[A run of records]
-- -- --

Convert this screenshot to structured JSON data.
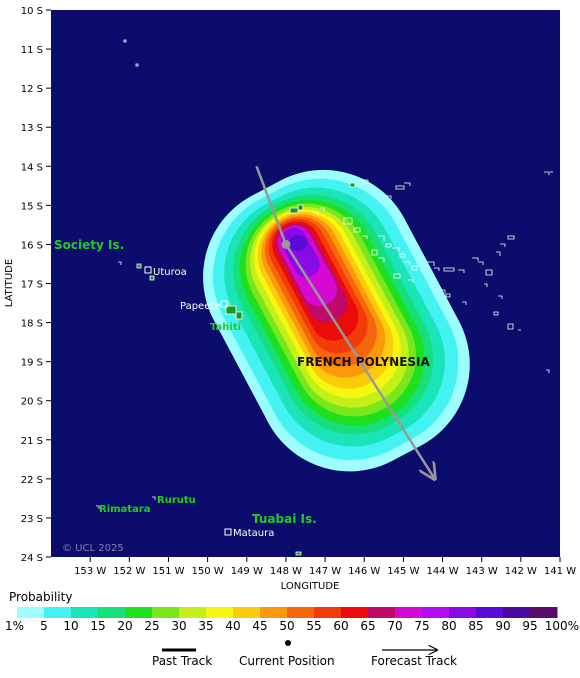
{
  "map": {
    "background": "#0b0c6b",
    "land_color": "#1a9a1a",
    "axis_title_x": "LONGITUDE",
    "axis_title_y": "LATITUDE",
    "lat_labels": [
      "10 S",
      "11 S",
      "12 S",
      "13 S",
      "14 S",
      "15 S",
      "16 S",
      "17 S",
      "18 S",
      "19 S",
      "20 S",
      "21 S",
      "22 S",
      "23 S",
      "24 S"
    ],
    "lon_labels": [
      "153 W",
      "152 W",
      "151 W",
      "150 W",
      "149 W",
      "148 W",
      "147 W",
      "146 W",
      "145 W",
      "144 W",
      "143 W",
      "142 W",
      "141 W"
    ],
    "copyright": "© UCL 2025",
    "regions": [
      {
        "name": "Society Is."
      },
      {
        "name": "Tuabai Is."
      },
      {
        "name": "FRENCH POLYNESIA"
      }
    ],
    "places": [
      {
        "name": "Uturoa"
      },
      {
        "name": "Papeete"
      },
      {
        "name": "Tahiti"
      },
      {
        "name": "Rurutu"
      },
      {
        "name": "Rimatara"
      },
      {
        "name": "Mataura"
      }
    ]
  },
  "track": {
    "current_position": {
      "lon": -148.0,
      "lat": -16.0
    },
    "past": [
      {
        "lon": -148.75,
        "lat": -14.0
      },
      {
        "lon": -148.0,
        "lat": -16.0
      }
    ],
    "forecast": [
      {
        "lon": -148.0,
        "lat": -16.0
      },
      {
        "lon": -144.2,
        "lat": -22.0
      }
    ]
  },
  "legend": {
    "title": "Probability",
    "colors": [
      "#9cfefe",
      "#44f2f2",
      "#1ae4b8",
      "#16e07a",
      "#1ee01e",
      "#7ae61e",
      "#c2f018",
      "#f6f610",
      "#fbcc0c",
      "#fa9a0a",
      "#f7660a",
      "#f33a0a",
      "#ec0a0a",
      "#c00a6a",
      "#d40ad4",
      "#b40af0",
      "#8a0ae6",
      "#5a0ad2",
      "#4a0aa0",
      "#5a0a6a"
    ],
    "labels": [
      "1%",
      "5",
      "10",
      "15",
      "20",
      "25",
      "30",
      "35",
      "40",
      "45",
      "50",
      "55",
      "60",
      "65",
      "70",
      "75",
      "80",
      "85",
      "90",
      "95",
      "100%"
    ]
  },
  "key": {
    "past_track": "Past Track",
    "current_position": "Current Position",
    "forecast_track": "Forecast Track"
  }
}
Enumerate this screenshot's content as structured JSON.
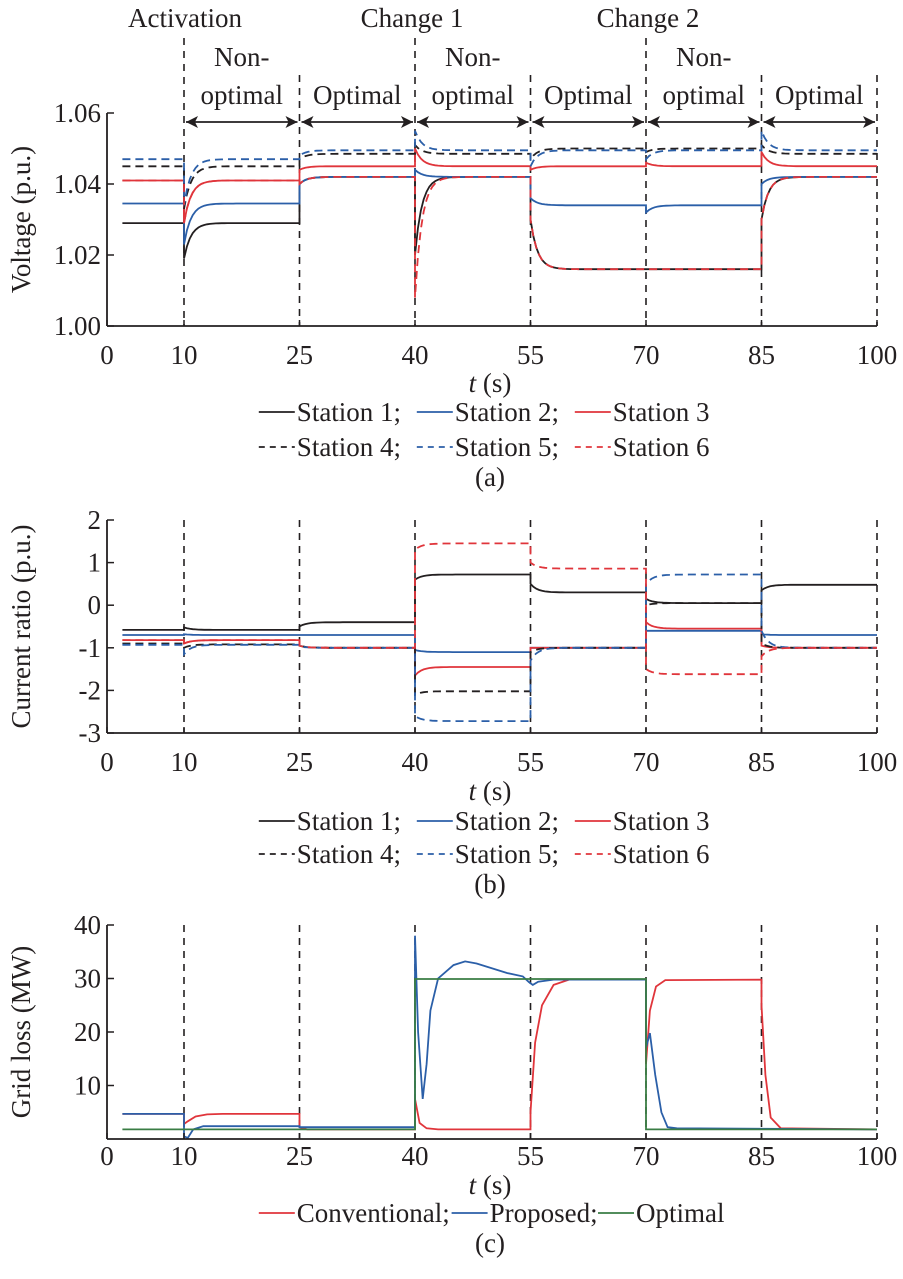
{
  "colors": {
    "black": "#231f20",
    "blue": "#2b5fa8",
    "red": "#e0353b",
    "green": "#3a7d44"
  },
  "phases": {
    "events": [
      {
        "label": "Activation",
        "t": 10
      },
      {
        "label": "Change 1",
        "t": 40
      },
      {
        "label": "Change 2",
        "t": 70
      }
    ],
    "segments": [
      {
        "line1": "Non-",
        "line2": "optimal",
        "t0": 10,
        "t1": 25
      },
      {
        "line1": "",
        "line2": "Optimal",
        "t0": 25,
        "t1": 40
      },
      {
        "line1": "Non-",
        "line2": "optimal",
        "t0": 40,
        "t1": 55
      },
      {
        "line1": "",
        "line2": "Optimal",
        "t0": 55,
        "t1": 70
      },
      {
        "line1": "Non-",
        "line2": "optimal",
        "t0": 70,
        "t1": 85
      },
      {
        "line1": "",
        "line2": "Optimal",
        "t0": 85,
        "t1": 100
      }
    ]
  },
  "chart_data": [
    {
      "id": "a",
      "type": "line",
      "caption": "(a)",
      "xlabel_italic": "t",
      "xlabel_rest": " (s)",
      "ylabel": "Voltage (p.u.)",
      "xlim": [
        0,
        100
      ],
      "ylim": [
        1.0,
        1.06
      ],
      "xticks": [
        0,
        10,
        25,
        40,
        55,
        70,
        85,
        100
      ],
      "yticks": [
        1.0,
        1.02,
        1.04,
        1.06
      ],
      "ytick_labels": [
        "1.00",
        "1.02",
        "1.04",
        "1.06"
      ],
      "vlines": [
        10,
        25,
        40,
        55,
        70,
        85,
        100
      ],
      "legend_rows": [
        [
          {
            "name": "Station 1;",
            "color": "black",
            "dash": false
          },
          {
            "name": "Station 2;",
            "color": "blue",
            "dash": false
          },
          {
            "name": "Station 3",
            "color": "red",
            "dash": false
          }
        ],
        [
          {
            "name": "Station 4;",
            "color": "black",
            "dash": true
          },
          {
            "name": "Station 5;",
            "color": "blue",
            "dash": true
          },
          {
            "name": "Station 6",
            "color": "red",
            "dash": true
          }
        ]
      ],
      "series": [
        {
          "name": "Station 1",
          "color": "black",
          "dash": false,
          "start": 1.029,
          "steps": [
            {
              "t": 10,
              "jump": 1.019,
              "level": 1.029
            },
            {
              "t": 25,
              "jump": 1.04,
              "level": 1.042
            },
            {
              "t": 40,
              "jump": 1.02,
              "level": 1.042
            },
            {
              "t": 55,
              "jump": 1.03,
              "level": 1.016
            },
            {
              "t": 70,
              "jump": 1.016,
              "level": 1.016
            },
            {
              "t": 85,
              "jump": 1.03,
              "level": 1.042
            }
          ]
        },
        {
          "name": "Station 2",
          "color": "blue",
          "dash": false,
          "start": 1.0345,
          "steps": [
            {
              "t": 10,
              "jump": 1.023,
              "level": 1.0345
            },
            {
              "t": 25,
              "jump": 1.04,
              "level": 1.042
            },
            {
              "t": 40,
              "jump": 1.044,
              "level": 1.042
            },
            {
              "t": 55,
              "jump": 1.036,
              "level": 1.034
            },
            {
              "t": 70,
              "jump": 1.032,
              "level": 1.034
            },
            {
              "t": 85,
              "jump": 1.04,
              "level": 1.042
            }
          ]
        },
        {
          "name": "Station 3",
          "color": "red",
          "dash": false,
          "start": 1.041,
          "steps": [
            {
              "t": 10,
              "jump": 1.029,
              "level": 1.041
            },
            {
              "t": 25,
              "jump": 1.044,
              "level": 1.045
            },
            {
              "t": 40,
              "jump": 1.05,
              "level": 1.045
            },
            {
              "t": 55,
              "jump": 1.044,
              "level": 1.045
            },
            {
              "t": 70,
              "jump": 1.046,
              "level": 1.045
            },
            {
              "t": 85,
              "jump": 1.049,
              "level": 1.045
            }
          ]
        },
        {
          "name": "Station 4",
          "color": "black",
          "dash": true,
          "start": 1.045,
          "steps": [
            {
              "t": 10,
              "jump": 1.033,
              "level": 1.045
            },
            {
              "t": 25,
              "jump": 1.047,
              "level": 1.0485
            },
            {
              "t": 40,
              "jump": 1.051,
              "level": 1.0485
            },
            {
              "t": 55,
              "jump": 1.047,
              "level": 1.05
            },
            {
              "t": 70,
              "jump": 1.049,
              "level": 1.05
            },
            {
              "t": 85,
              "jump": 1.051,
              "level": 1.0485
            }
          ]
        },
        {
          "name": "Station 5",
          "color": "blue",
          "dash": true,
          "start": 1.047,
          "steps": [
            {
              "t": 10,
              "jump": 1.034,
              "level": 1.047
            },
            {
              "t": 25,
              "jump": 1.048,
              "level": 1.0495
            },
            {
              "t": 40,
              "jump": 1.055,
              "level": 1.0495
            },
            {
              "t": 55,
              "jump": 1.045,
              "level": 1.0495
            },
            {
              "t": 70,
              "jump": 1.047,
              "level": 1.0495
            },
            {
              "t": 85,
              "jump": 1.055,
              "level": 1.0495
            }
          ]
        },
        {
          "name": "Station 6",
          "color": "red",
          "dash": true,
          "start": 1.041,
          "steps": [
            {
              "t": 10,
              "jump": 1.029,
              "level": 1.041
            },
            {
              "t": 25,
              "jump": 1.04,
              "level": 1.042
            },
            {
              "t": 40,
              "jump": 1.008,
              "level": 1.042
            },
            {
              "t": 55,
              "jump": 1.03,
              "level": 1.016
            },
            {
              "t": 70,
              "jump": 1.016,
              "level": 1.016
            },
            {
              "t": 85,
              "jump": 1.03,
              "level": 1.042
            }
          ]
        }
      ]
    },
    {
      "id": "b",
      "type": "line",
      "caption": "(b)",
      "xlabel_italic": "t",
      "xlabel_rest": " (s)",
      "ylabel": "Current ratio (p.u.)",
      "xlim": [
        0,
        100
      ],
      "ylim": [
        -3,
        2
      ],
      "xticks": [
        0,
        10,
        25,
        40,
        55,
        70,
        85,
        100
      ],
      "yticks": [
        -3,
        -2,
        -1,
        0,
        1,
        2
      ],
      "ytick_labels": [
        "-3",
        "-2",
        "-1",
        "0",
        "1",
        "2"
      ],
      "vlines": [
        10,
        25,
        40,
        55,
        70,
        85,
        100
      ],
      "legend_rows": [
        [
          {
            "name": "Station 1;",
            "color": "black",
            "dash": false
          },
          {
            "name": "Station 2;",
            "color": "blue",
            "dash": false
          },
          {
            "name": "Station 3",
            "color": "red",
            "dash": false
          }
        ],
        [
          {
            "name": "Station 4;",
            "color": "black",
            "dash": true
          },
          {
            "name": "Station 5;",
            "color": "blue",
            "dash": true
          },
          {
            "name": "Station 6",
            "color": "red",
            "dash": true
          }
        ]
      ],
      "series": [
        {
          "name": "Station 1",
          "color": "black",
          "dash": false,
          "start": -0.58,
          "steps": [
            {
              "t": 10,
              "jump": -0.52,
              "level": -0.58
            },
            {
              "t": 25,
              "jump": -0.5,
              "level": -0.4
            },
            {
              "t": 40,
              "jump": 0.6,
              "level": 0.72
            },
            {
              "t": 55,
              "jump": 0.5,
              "level": 0.3
            },
            {
              "t": 70,
              "jump": 0.15,
              "level": 0.05
            },
            {
              "t": 85,
              "jump": 0.35,
              "level": 0.48
            }
          ]
        },
        {
          "name": "Station 2",
          "color": "blue",
          "dash": false,
          "start": -0.7,
          "steps": [
            {
              "t": 10,
              "jump": -0.68,
              "level": -0.7
            },
            {
              "t": 25,
              "jump": -0.7,
              "level": -0.7
            },
            {
              "t": 40,
              "jump": -1.05,
              "level": -1.1
            },
            {
              "t": 55,
              "jump": -1.0,
              "level": -1.0
            },
            {
              "t": 70,
              "jump": -0.6,
              "level": -0.6
            },
            {
              "t": 85,
              "jump": -0.68,
              "level": -0.7
            }
          ]
        },
        {
          "name": "Station 3",
          "color": "red",
          "dash": false,
          "start": -0.82,
          "steps": [
            {
              "t": 10,
              "jump": -0.9,
              "level": -0.82
            },
            {
              "t": 25,
              "jump": -0.95,
              "level": -1.0
            },
            {
              "t": 40,
              "jump": -1.65,
              "level": -1.45
            },
            {
              "t": 55,
              "jump": -1.0,
              "level": -1.0
            },
            {
              "t": 70,
              "jump": -0.4,
              "level": -0.55
            },
            {
              "t": 85,
              "jump": -0.95,
              "level": -1.0
            }
          ]
        },
        {
          "name": "Station 4",
          "color": "black",
          "dash": true,
          "start": -0.9,
          "steps": [
            {
              "t": 10,
              "jump": -1.0,
              "level": -0.92
            },
            {
              "t": 25,
              "jump": -0.95,
              "level": -1.0
            },
            {
              "t": 40,
              "jump": -2.1,
              "level": -2.02
            },
            {
              "t": 55,
              "jump": -1.1,
              "level": -1.0
            },
            {
              "t": 70,
              "jump": 0.0,
              "level": 0.05
            },
            {
              "t": 85,
              "jump": -0.9,
              "level": -1.0
            }
          ]
        },
        {
          "name": "Station 5",
          "color": "blue",
          "dash": true,
          "start": -0.93,
          "steps": [
            {
              "t": 10,
              "jump": -1.15,
              "level": -0.93
            },
            {
              "t": 25,
              "jump": -0.97,
              "level": -1.0
            },
            {
              "t": 40,
              "jump": -2.6,
              "level": -2.72
            },
            {
              "t": 55,
              "jump": -1.3,
              "level": -1.0
            },
            {
              "t": 70,
              "jump": 0.5,
              "level": 0.72
            },
            {
              "t": 85,
              "jump": -0.6,
              "level": -1.0
            }
          ]
        },
        {
          "name": "Station 6",
          "color": "red",
          "dash": true,
          "start": -0.82,
          "steps": [
            {
              "t": 10,
              "jump": -0.9,
              "level": -0.82
            },
            {
              "t": 25,
              "jump": -0.95,
              "level": -1.0
            },
            {
              "t": 40,
              "jump": 1.3,
              "level": 1.45
            },
            {
              "t": 55,
              "jump": 1.0,
              "level": 0.86
            },
            {
              "t": 70,
              "jump": -1.5,
              "level": -1.62
            },
            {
              "t": 85,
              "jump": -1.2,
              "level": -1.0
            }
          ]
        }
      ]
    },
    {
      "id": "c",
      "type": "line",
      "caption": "(c)",
      "xlabel_italic": "t",
      "xlabel_rest": " (s)",
      "ylabel": "Grid loss (MW)",
      "xlim": [
        0,
        100
      ],
      "ylim": [
        0,
        40
      ],
      "xticks": [
        0,
        10,
        25,
        40,
        55,
        70,
        85,
        100
      ],
      "yticks": [
        10,
        20,
        30,
        40
      ],
      "ytick_labels": [
        "10",
        "20",
        "30",
        "40"
      ],
      "vlines": [
        10,
        25,
        40,
        55,
        70,
        85,
        100
      ],
      "legend_rows": [
        [
          {
            "name": "Conventional;",
            "color": "red",
            "dash": false
          },
          {
            "name": "Proposed;",
            "color": "blue",
            "dash": false
          },
          {
            "name": "Optimal",
            "color": "green",
            "dash": false
          }
        ]
      ],
      "series": [
        {
          "name": "Conventional",
          "color": "red",
          "dash": false,
          "points": [
            [
              2,
              4.7
            ],
            [
              10,
              4.7
            ],
            [
              10,
              2.8
            ],
            [
              10.5,
              3.3
            ],
            [
              11.5,
              4.2
            ],
            [
              13,
              4.6
            ],
            [
              15,
              4.7
            ],
            [
              25,
              4.7
            ],
            [
              25,
              2.2
            ],
            [
              26,
              1.8
            ],
            [
              40,
              1.8
            ],
            [
              40,
              7.5
            ],
            [
              40.6,
              3
            ],
            [
              41.5,
              2
            ],
            [
              43,
              1.8
            ],
            [
              55,
              1.8
            ],
            [
              55,
              5
            ],
            [
              55.6,
              18
            ],
            [
              56.5,
              25
            ],
            [
              58,
              28.8
            ],
            [
              60,
              29.8
            ],
            [
              70,
              29.8
            ],
            [
              70,
              14
            ],
            [
              70.5,
              24
            ],
            [
              71.3,
              28.5
            ],
            [
              72.5,
              29.7
            ],
            [
              85,
              29.8
            ],
            [
              85,
              25
            ],
            [
              85.5,
              12
            ],
            [
              86.2,
              4
            ],
            [
              87.5,
              2
            ],
            [
              100,
              1.8
            ]
          ]
        },
        {
          "name": "Proposed",
          "color": "blue",
          "dash": false,
          "points": [
            [
              2,
              4.7
            ],
            [
              10,
              4.7
            ],
            [
              10,
              0.5
            ],
            [
              10.5,
              0.2
            ],
            [
              11.2,
              1.8
            ],
            [
              12.5,
              2.4
            ],
            [
              25,
              2.4
            ],
            [
              25,
              2.2
            ],
            [
              40,
              2.2
            ],
            [
              40,
              38
            ],
            [
              40.4,
              20
            ],
            [
              41,
              7.5
            ],
            [
              41.5,
              14
            ],
            [
              42,
              24
            ],
            [
              43,
              30
            ],
            [
              45,
              32.5
            ],
            [
              46.5,
              33.2
            ],
            [
              48,
              32.8
            ],
            [
              52,
              31
            ],
            [
              54,
              30.4
            ],
            [
              54.8,
              29.3
            ],
            [
              55.3,
              28.8
            ],
            [
              56,
              29.4
            ],
            [
              58,
              29.8
            ],
            [
              70,
              29.8
            ],
            [
              70,
              17
            ],
            [
              70.5,
              19.8
            ],
            [
              71.2,
              12
            ],
            [
              72,
              5
            ],
            [
              72.8,
              2.2
            ],
            [
              74,
              2
            ],
            [
              100,
              1.8
            ]
          ]
        },
        {
          "name": "Optimal",
          "color": "green",
          "dash": false,
          "points": [
            [
              2,
              1.8
            ],
            [
              40,
              1.8
            ],
            [
              40,
              29.9
            ],
            [
              70,
              29.9
            ],
            [
              70,
              1.8
            ],
            [
              100,
              1.8
            ]
          ]
        }
      ]
    }
  ]
}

-- -- --

Directions for this task: Select the lines from the entries that include the word "structured".

Solved problem:
Convert this screenshot to structured JSON data.
Enumerate this screenshot's content as structured JSON.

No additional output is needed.